Report how many lines of the records below include the word "accent". Give nothing but the number.
_ _ _ _ _
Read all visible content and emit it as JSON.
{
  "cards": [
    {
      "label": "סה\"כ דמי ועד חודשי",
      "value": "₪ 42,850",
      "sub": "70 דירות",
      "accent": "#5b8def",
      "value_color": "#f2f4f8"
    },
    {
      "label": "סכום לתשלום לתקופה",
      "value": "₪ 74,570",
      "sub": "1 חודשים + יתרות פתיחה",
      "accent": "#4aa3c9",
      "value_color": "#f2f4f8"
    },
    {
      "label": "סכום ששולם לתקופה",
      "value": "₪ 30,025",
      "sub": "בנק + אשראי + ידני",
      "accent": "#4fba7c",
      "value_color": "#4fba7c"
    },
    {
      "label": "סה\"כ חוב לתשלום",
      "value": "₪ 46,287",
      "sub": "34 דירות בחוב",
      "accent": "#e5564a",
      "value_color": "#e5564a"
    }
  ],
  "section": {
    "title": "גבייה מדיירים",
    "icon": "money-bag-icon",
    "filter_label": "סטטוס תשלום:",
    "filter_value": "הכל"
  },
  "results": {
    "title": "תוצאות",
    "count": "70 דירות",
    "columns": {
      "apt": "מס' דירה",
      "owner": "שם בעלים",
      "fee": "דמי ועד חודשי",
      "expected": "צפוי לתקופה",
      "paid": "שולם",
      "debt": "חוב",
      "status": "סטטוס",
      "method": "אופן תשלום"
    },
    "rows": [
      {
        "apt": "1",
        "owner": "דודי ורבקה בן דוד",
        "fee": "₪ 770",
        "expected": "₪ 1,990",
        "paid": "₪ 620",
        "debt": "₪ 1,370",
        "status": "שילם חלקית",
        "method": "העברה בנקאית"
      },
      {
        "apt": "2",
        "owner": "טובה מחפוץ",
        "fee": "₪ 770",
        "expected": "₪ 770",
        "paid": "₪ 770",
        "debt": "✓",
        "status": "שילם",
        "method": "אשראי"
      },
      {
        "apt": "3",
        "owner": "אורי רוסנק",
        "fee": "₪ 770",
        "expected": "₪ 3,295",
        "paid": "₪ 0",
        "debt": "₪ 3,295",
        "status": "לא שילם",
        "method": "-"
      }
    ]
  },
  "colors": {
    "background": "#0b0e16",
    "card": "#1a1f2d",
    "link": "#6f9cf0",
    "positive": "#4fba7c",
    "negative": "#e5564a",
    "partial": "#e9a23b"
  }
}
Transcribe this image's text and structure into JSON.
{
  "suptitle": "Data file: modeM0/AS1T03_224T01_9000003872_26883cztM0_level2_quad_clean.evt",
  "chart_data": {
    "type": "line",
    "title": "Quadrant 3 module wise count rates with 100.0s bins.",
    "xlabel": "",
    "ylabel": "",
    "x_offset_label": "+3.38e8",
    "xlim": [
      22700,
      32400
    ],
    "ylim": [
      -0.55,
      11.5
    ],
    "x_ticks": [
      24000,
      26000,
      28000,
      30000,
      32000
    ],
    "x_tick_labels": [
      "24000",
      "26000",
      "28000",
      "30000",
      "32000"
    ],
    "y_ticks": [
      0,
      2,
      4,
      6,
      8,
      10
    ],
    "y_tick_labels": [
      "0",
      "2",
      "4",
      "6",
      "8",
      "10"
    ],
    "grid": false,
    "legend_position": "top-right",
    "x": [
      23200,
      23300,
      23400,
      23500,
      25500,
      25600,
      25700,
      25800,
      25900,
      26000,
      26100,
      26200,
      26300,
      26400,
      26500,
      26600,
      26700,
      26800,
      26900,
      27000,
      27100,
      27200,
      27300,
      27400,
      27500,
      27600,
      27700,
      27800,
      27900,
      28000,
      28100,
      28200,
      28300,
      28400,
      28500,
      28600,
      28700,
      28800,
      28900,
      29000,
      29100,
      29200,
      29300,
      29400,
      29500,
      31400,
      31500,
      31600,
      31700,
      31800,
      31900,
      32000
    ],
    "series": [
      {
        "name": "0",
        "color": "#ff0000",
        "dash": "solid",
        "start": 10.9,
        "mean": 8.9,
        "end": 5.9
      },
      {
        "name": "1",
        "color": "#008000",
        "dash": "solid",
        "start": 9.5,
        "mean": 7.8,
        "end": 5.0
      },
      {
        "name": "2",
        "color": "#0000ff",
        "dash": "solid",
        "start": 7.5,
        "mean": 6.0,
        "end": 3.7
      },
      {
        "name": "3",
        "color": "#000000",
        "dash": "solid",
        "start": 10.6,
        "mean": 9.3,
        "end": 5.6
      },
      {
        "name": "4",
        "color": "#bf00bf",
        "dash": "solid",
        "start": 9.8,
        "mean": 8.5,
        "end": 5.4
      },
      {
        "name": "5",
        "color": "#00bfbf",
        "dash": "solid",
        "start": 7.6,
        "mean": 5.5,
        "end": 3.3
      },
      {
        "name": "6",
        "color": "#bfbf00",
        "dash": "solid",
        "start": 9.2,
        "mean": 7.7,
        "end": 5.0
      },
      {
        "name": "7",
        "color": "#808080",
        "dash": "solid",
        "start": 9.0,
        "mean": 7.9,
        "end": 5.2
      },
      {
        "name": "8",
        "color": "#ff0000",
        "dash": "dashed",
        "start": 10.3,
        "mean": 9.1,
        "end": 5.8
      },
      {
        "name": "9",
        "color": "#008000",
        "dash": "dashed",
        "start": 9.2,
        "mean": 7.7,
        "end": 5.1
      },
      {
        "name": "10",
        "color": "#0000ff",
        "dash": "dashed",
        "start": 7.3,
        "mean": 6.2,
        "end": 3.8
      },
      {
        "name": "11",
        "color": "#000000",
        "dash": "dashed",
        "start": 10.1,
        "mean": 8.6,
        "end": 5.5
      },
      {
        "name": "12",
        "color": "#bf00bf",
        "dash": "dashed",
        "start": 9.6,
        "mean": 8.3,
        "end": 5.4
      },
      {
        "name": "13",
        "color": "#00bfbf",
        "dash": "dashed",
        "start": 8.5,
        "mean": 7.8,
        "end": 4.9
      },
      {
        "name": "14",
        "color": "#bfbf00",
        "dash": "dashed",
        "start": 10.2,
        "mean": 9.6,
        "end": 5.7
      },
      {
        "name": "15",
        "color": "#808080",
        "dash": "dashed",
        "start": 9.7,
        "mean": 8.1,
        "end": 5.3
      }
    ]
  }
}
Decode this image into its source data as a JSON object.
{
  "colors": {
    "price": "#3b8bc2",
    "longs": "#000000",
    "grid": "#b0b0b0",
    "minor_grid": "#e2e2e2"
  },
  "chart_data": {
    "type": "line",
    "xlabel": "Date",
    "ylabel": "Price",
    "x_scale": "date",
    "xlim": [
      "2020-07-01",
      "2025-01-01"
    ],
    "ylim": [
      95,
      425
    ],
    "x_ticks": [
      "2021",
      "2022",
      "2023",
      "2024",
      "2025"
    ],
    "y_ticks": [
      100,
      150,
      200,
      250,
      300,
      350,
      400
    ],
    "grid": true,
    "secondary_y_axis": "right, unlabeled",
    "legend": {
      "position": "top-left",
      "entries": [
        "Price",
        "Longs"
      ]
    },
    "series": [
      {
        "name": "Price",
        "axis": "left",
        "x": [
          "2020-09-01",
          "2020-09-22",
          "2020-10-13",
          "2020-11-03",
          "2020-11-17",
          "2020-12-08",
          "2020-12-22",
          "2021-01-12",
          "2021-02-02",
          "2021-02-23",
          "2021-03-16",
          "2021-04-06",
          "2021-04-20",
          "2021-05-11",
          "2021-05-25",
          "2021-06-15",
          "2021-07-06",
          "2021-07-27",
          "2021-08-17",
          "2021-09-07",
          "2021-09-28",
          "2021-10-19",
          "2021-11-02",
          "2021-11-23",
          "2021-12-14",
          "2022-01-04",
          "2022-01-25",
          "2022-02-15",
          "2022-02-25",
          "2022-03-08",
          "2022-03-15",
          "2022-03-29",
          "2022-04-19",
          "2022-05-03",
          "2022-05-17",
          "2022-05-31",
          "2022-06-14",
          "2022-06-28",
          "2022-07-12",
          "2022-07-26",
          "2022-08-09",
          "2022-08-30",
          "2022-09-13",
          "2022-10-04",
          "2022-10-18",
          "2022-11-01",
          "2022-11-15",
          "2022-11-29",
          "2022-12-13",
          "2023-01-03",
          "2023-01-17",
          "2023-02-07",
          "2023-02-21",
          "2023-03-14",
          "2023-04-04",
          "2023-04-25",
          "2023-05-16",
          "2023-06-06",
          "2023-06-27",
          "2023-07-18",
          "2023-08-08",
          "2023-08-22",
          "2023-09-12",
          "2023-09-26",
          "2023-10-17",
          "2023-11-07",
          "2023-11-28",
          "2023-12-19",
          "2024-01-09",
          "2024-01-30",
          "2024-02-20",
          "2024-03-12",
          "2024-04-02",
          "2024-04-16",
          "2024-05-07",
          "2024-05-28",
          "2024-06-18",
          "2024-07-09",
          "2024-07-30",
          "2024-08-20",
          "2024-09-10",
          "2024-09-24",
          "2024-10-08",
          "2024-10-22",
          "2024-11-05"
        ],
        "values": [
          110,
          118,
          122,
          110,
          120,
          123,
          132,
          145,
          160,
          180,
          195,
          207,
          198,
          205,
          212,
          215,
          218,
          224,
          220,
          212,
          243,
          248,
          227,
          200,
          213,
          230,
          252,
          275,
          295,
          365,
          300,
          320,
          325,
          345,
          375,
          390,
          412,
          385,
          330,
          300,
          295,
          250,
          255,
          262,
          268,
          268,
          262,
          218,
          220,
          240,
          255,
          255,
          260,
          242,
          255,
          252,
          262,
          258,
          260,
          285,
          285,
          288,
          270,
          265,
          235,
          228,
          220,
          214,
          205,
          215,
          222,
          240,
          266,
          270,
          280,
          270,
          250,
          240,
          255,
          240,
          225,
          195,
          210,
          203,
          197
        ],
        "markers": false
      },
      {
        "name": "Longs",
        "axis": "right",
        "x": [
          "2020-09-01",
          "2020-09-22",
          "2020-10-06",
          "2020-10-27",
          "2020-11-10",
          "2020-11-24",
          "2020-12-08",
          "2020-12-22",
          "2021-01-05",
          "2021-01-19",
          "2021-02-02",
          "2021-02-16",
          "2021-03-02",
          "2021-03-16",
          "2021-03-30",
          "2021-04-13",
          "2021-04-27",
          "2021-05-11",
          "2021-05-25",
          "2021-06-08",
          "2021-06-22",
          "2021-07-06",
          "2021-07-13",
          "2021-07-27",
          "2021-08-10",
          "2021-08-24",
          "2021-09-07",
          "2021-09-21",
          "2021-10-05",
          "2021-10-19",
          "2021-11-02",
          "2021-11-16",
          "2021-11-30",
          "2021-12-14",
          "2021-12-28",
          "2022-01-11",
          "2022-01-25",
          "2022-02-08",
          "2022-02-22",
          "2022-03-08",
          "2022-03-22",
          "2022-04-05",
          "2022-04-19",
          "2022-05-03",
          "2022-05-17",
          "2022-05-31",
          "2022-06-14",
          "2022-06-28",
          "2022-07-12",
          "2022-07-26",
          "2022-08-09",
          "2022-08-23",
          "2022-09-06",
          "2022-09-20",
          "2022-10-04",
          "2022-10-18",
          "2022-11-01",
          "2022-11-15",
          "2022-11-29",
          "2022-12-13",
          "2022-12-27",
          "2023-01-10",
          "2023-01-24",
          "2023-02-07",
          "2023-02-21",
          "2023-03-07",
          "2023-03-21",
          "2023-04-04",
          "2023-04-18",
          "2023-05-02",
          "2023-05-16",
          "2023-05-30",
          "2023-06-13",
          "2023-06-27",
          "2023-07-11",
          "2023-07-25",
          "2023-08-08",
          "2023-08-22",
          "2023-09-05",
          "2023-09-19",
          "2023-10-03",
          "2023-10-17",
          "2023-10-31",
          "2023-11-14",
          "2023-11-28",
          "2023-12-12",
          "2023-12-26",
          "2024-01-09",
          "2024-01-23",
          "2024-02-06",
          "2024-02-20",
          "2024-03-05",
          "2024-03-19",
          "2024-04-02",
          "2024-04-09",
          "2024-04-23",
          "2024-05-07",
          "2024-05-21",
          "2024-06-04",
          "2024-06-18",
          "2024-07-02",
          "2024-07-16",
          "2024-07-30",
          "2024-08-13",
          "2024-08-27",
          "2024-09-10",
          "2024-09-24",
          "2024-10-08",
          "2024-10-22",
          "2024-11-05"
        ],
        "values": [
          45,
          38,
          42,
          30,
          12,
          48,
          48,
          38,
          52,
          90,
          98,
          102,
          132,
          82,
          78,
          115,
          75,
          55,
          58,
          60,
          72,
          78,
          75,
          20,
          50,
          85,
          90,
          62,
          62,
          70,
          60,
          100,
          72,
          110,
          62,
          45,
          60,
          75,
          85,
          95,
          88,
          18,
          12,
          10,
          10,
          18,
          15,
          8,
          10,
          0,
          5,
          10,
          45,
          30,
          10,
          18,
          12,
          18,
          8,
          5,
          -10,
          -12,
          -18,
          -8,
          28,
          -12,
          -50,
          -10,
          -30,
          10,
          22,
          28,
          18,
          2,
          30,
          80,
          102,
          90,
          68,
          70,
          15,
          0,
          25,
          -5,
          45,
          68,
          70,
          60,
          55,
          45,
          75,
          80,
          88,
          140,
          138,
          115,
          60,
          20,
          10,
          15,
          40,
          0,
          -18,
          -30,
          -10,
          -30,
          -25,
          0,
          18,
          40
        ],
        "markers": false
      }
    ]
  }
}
_ _ _ _ _
--- SOLUTION ---
4